> SET EXERCISE: Print all the entries verbatim.

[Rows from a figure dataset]
--- BEGIN ---
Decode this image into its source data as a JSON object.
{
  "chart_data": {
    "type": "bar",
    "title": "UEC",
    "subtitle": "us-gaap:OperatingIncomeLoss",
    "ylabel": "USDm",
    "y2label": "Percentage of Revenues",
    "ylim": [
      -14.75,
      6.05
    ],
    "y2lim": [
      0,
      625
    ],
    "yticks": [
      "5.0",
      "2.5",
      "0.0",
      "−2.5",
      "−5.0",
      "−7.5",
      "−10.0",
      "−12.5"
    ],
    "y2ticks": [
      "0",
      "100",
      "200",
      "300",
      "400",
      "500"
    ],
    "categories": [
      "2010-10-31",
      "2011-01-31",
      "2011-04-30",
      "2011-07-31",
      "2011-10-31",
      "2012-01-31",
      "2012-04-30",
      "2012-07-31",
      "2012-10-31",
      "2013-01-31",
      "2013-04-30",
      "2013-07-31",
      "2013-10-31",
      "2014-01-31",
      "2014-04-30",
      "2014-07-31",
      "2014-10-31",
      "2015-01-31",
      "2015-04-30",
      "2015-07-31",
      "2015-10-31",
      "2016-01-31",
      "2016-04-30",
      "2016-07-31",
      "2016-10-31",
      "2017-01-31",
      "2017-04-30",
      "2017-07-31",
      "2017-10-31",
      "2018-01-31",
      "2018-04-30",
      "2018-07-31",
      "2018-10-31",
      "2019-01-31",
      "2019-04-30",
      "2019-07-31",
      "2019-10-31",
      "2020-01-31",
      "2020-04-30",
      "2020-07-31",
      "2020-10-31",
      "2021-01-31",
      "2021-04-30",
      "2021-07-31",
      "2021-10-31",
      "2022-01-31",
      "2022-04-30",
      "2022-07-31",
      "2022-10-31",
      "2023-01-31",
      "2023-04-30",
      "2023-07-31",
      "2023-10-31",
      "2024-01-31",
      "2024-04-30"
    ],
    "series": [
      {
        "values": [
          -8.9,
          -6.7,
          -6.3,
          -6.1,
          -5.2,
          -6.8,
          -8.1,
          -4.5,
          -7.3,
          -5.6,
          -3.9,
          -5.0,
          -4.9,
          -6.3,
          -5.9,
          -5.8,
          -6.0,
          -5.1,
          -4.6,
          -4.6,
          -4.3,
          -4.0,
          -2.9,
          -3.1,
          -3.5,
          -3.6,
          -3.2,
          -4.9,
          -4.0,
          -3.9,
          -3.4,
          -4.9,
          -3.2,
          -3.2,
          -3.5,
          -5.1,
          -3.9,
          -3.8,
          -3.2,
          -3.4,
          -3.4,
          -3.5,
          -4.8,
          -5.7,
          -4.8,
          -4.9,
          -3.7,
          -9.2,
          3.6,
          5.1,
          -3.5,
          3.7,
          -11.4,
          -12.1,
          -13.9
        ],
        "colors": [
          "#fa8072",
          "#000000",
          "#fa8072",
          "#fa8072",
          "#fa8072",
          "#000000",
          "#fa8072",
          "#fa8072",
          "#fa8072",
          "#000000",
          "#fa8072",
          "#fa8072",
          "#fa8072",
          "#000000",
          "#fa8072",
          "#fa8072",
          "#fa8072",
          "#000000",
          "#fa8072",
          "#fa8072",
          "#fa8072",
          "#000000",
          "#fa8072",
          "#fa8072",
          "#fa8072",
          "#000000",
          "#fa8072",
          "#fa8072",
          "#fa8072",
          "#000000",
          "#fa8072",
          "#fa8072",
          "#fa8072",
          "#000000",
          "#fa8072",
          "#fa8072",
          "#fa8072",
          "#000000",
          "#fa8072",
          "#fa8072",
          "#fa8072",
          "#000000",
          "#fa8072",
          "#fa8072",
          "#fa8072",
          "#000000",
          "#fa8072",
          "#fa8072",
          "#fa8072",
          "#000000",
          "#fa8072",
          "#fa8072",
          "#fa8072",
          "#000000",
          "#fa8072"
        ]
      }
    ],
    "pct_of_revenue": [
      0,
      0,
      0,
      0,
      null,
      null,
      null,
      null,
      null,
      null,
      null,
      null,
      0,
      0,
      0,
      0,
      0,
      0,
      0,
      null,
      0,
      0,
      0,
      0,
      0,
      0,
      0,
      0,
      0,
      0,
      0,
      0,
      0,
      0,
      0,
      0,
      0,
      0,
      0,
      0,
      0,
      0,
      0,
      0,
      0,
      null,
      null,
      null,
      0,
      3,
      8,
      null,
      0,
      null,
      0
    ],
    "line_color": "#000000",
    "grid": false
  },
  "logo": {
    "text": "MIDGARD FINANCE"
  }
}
--- END ---
> RESPONSE FOR THIS EXERCISE:
Decode this image into its source data as a JSON object.
{
  "chart_data": {
    "type": "bar",
    "title": "UEC",
    "subtitle": "us-gaap:OperatingIncomeLoss",
    "ylabel": "USDm",
    "y2label": "Percentage of Revenues",
    "ylim": [
      -14.75,
      6.05
    ],
    "y2lim": [
      0,
      625
    ],
    "yticks": [
      "5.0",
      "2.5",
      "0.0",
      "−2.5",
      "−5.0",
      "−7.5",
      "−10.0",
      "−12.5"
    ],
    "y2ticks": [
      "0",
      "100",
      "200",
      "300",
      "400",
      "500"
    ],
    "categories": [
      "2010-10-31",
      "2011-01-31",
      "2011-04-30",
      "2011-07-31",
      "2011-10-31",
      "2012-01-31",
      "2012-04-30",
      "2012-07-31",
      "2012-10-31",
      "2013-01-31",
      "2013-04-30",
      "2013-07-31",
      "2013-10-31",
      "2014-01-31",
      "2014-04-30",
      "2014-07-31",
      "2014-10-31",
      "2015-01-31",
      "2015-04-30",
      "2015-07-31",
      "2015-10-31",
      "2016-01-31",
      "2016-04-30",
      "2016-07-31",
      "2016-10-31",
      "2017-01-31",
      "2017-04-30",
      "2017-07-31",
      "2017-10-31",
      "2018-01-31",
      "2018-04-30",
      "2018-07-31",
      "2018-10-31",
      "2019-01-31",
      "2019-04-30",
      "2019-07-31",
      "2019-10-31",
      "2020-01-31",
      "2020-04-30",
      "2020-07-31",
      "2020-10-31",
      "2021-01-31",
      "2021-04-30",
      "2021-07-31",
      "2021-10-31",
      "2022-01-31",
      "2022-04-30",
      "2022-07-31",
      "2022-10-31",
      "2023-01-31",
      "2023-04-30",
      "2023-07-31",
      "2023-10-31",
      "2024-01-31",
      "2024-04-30"
    ],
    "series": [
      {
        "values": [
          -8.9,
          -6.7,
          -6.3,
          -6.1,
          -5.2,
          -6.8,
          -8.1,
          -4.5,
          -7.3,
          -5.6,
          -3.9,
          -5.0,
          -4.9,
          -6.3,
          -5.9,
          -5.8,
          -6.0,
          -5.1,
          -4.6,
          -4.6,
          -4.3,
          -4.0,
          -2.9,
          -3.1,
          -3.5,
          -3.6,
          -3.2,
          -4.9,
          -4.0,
          -3.9,
          -3.4,
          -4.9,
          -3.2,
          -3.2,
          -3.5,
          -5.1,
          -3.9,
          -3.8,
          -3.2,
          -3.4,
          -3.4,
          -3.5,
          -4.8,
          -5.7,
          -4.8,
          -4.9,
          -3.7,
          -9.2,
          3.6,
          5.1,
          -3.5,
          3.7,
          -11.4,
          -12.1,
          -13.9
        ],
        "colors": [
          "#fa8072",
          "#000000",
          "#fa8072",
          "#fa8072",
          "#fa8072",
          "#000000",
          "#fa8072",
          "#fa8072",
          "#fa8072",
          "#000000",
          "#fa8072",
          "#fa8072",
          "#fa8072",
          "#000000",
          "#fa8072",
          "#fa8072",
          "#fa8072",
          "#000000",
          "#fa8072",
          "#fa8072",
          "#fa8072",
          "#000000",
          "#fa8072",
          "#fa8072",
          "#fa8072",
          "#000000",
          "#fa8072",
          "#fa8072",
          "#fa8072",
          "#000000",
          "#fa8072",
          "#fa8072",
          "#fa8072",
          "#000000",
          "#fa8072",
          "#fa8072",
          "#fa8072",
          "#000000",
          "#fa8072",
          "#fa8072",
          "#fa8072",
          "#000000",
          "#fa8072",
          "#fa8072",
          "#fa8072",
          "#000000",
          "#fa8072",
          "#fa8072",
          "#fa8072",
          "#000000",
          "#fa8072",
          "#fa8072",
          "#fa8072",
          "#000000",
          "#fa8072"
        ]
      }
    ],
    "pct_of_revenue": [
      0,
      0,
      0,
      0,
      null,
      null,
      null,
      null,
      null,
      null,
      null,
      null,
      0,
      0,
      0,
      0,
      0,
      0,
      0,
      null,
      0,
      0,
      0,
      0,
      0,
      0,
      0,
      0,
      0,
      0,
      0,
      0,
      0,
      0,
      0,
      0,
      0,
      0,
      0,
      0,
      0,
      0,
      0,
      0,
      0,
      null,
      null,
      null,
      0,
      3,
      8,
      null,
      0,
      null,
      0
    ],
    "line_color": "#000000",
    "grid": false
  },
  "logo": {
    "text": "MIDGARD FINANCE"
  }
}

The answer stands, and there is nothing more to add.